■ Saved entries ■
** START **
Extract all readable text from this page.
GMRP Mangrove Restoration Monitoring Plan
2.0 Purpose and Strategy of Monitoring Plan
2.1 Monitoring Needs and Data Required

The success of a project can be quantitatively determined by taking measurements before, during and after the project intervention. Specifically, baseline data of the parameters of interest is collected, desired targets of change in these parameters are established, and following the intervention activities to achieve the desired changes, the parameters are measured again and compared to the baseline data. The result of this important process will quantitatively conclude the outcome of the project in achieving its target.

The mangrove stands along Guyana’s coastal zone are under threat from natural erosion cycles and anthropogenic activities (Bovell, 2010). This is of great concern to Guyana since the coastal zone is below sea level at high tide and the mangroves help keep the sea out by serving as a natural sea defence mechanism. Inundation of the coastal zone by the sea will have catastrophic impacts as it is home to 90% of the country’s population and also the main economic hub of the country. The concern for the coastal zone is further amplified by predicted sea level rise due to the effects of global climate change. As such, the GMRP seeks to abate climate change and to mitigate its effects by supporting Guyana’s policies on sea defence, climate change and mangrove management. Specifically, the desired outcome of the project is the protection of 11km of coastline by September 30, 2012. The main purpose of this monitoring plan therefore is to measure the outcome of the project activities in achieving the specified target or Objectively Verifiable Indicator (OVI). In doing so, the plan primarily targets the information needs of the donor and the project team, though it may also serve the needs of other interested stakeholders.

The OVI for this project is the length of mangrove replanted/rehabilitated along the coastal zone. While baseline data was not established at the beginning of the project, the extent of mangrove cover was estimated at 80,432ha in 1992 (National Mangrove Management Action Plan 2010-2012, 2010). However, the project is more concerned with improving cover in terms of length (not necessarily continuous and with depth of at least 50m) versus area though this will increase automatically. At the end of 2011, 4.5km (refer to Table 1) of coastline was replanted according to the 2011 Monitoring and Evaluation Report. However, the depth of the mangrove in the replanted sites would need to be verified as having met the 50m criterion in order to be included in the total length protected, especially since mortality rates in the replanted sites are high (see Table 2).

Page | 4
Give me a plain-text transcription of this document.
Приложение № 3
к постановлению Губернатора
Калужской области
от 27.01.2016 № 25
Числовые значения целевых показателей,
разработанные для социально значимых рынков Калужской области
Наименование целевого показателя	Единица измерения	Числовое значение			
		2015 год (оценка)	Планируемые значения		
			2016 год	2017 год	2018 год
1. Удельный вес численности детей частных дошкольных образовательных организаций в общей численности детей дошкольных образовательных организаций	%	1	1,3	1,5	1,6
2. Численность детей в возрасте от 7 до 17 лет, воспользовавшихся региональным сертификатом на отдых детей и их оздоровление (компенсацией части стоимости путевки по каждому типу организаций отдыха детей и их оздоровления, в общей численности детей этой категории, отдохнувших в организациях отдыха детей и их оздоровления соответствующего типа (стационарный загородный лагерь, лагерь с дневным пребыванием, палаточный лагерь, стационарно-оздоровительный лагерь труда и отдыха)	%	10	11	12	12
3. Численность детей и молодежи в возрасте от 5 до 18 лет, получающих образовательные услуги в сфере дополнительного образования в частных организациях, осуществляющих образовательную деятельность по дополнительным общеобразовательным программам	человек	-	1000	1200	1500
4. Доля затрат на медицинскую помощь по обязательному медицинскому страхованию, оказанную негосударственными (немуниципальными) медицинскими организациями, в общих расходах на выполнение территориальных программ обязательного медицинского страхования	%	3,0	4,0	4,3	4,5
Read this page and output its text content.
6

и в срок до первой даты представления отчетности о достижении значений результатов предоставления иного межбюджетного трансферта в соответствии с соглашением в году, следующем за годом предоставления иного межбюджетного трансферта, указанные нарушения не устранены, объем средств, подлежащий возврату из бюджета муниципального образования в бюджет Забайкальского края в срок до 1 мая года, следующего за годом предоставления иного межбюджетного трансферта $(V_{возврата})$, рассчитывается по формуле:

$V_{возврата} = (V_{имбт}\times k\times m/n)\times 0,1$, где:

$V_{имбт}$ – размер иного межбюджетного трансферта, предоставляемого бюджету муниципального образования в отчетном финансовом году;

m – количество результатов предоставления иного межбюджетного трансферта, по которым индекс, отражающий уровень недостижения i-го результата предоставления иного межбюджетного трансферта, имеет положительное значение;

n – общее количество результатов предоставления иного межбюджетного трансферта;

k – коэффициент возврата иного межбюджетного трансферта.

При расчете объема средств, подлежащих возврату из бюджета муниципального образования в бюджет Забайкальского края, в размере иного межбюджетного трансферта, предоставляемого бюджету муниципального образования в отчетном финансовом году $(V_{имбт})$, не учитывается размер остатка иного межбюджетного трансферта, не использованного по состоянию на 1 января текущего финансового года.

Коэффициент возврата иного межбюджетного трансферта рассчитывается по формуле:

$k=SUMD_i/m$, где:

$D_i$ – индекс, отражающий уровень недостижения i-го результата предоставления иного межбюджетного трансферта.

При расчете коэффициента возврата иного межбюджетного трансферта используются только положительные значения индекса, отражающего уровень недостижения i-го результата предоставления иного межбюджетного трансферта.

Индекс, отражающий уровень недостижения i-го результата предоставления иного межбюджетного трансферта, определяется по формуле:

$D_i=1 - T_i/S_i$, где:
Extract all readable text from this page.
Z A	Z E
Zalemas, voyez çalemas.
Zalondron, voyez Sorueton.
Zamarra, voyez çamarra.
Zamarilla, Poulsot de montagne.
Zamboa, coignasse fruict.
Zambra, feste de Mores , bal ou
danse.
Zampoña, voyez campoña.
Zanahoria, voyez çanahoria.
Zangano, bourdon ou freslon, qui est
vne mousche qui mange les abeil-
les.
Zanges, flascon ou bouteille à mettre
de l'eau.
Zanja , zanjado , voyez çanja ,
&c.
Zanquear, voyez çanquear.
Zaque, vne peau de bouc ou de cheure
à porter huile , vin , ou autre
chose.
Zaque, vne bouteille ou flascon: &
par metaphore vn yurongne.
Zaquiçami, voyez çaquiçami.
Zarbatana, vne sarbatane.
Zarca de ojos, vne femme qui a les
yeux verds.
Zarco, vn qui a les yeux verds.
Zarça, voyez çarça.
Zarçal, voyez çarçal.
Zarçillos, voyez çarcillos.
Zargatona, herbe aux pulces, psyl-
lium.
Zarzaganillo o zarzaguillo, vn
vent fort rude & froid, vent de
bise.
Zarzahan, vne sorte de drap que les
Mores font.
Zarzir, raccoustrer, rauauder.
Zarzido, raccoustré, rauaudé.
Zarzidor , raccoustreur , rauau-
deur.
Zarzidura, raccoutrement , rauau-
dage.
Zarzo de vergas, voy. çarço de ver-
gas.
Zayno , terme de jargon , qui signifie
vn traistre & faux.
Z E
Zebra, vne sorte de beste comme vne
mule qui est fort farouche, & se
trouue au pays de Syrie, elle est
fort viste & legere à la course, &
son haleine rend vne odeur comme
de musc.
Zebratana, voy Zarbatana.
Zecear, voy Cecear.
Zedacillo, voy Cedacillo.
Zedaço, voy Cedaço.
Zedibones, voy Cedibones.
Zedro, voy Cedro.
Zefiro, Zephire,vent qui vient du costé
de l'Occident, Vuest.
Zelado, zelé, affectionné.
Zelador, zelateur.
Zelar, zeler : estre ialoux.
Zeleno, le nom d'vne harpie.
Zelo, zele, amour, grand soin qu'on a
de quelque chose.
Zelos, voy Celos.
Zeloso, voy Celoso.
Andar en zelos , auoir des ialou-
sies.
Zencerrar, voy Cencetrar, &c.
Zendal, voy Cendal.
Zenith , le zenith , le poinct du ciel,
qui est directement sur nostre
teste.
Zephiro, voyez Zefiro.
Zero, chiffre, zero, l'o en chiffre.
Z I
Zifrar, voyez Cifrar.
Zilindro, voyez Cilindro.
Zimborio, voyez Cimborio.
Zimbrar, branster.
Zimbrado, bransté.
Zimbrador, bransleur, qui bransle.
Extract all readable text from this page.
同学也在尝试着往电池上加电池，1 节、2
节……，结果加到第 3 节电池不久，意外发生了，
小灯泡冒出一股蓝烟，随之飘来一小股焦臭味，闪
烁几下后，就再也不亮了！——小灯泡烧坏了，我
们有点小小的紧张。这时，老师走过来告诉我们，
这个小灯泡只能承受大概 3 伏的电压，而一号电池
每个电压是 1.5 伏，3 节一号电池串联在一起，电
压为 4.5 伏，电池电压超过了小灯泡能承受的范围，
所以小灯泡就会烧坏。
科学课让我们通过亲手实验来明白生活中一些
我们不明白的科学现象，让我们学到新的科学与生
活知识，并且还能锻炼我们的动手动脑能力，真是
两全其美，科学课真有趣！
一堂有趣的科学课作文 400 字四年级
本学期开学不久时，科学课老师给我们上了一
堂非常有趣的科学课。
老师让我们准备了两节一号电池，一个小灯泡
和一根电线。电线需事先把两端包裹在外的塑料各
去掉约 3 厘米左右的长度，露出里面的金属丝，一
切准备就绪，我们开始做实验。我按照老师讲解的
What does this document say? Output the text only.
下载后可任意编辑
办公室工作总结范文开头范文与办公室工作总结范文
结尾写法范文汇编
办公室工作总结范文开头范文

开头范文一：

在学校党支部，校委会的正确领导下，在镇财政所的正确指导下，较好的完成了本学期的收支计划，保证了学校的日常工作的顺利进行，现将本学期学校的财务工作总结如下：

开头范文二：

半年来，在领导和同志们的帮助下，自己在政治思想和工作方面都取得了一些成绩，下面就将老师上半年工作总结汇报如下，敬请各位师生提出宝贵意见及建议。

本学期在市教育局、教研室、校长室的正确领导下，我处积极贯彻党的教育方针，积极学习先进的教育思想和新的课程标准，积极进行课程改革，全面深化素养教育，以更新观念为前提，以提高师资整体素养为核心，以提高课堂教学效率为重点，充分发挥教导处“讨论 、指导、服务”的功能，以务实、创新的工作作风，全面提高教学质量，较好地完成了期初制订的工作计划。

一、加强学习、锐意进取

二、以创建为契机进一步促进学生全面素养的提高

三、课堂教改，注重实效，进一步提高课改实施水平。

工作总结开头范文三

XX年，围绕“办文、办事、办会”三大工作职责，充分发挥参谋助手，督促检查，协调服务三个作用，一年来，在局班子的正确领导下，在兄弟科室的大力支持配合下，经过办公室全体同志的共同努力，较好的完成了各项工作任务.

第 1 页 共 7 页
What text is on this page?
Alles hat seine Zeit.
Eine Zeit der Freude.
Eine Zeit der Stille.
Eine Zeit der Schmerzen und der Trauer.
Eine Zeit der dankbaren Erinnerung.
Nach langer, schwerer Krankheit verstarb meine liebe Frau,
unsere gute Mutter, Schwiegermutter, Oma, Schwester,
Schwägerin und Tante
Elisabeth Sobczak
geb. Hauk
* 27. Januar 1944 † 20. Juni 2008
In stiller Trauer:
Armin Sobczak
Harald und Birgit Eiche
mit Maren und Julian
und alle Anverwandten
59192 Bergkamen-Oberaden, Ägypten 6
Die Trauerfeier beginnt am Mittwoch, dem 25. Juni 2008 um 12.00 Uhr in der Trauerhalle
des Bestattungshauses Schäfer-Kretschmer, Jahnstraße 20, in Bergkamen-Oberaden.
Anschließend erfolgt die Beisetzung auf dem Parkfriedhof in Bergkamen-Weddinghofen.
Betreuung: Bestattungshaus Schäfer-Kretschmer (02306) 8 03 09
** END **
■ SHORT TASK ■
Every line that holds the word "Zeit" should be extracted.

■ FULL RESPONSE ■
Alles hat seine Zeit.
Eine Zeit der Freude.
Eine Zeit der Stille.
Eine Zeit der Schmerzen und der Trauer.
Eine Zeit der dankbaren Erinnerung.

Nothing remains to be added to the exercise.